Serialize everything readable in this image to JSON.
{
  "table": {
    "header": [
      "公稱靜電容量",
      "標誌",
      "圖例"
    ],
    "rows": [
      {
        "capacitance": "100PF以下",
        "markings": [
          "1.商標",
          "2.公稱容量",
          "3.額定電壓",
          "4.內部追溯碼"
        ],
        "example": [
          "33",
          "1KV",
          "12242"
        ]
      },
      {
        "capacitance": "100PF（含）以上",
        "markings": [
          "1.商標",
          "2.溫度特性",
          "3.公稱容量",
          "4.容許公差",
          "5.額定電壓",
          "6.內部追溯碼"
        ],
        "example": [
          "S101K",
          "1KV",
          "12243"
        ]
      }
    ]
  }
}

## Written instruction
Scan the lines for the string "capacitance". Pick out every line that has it.

## Result
        "capacitance": "100PF以下",
        "capacitance": "100PF（含）以上",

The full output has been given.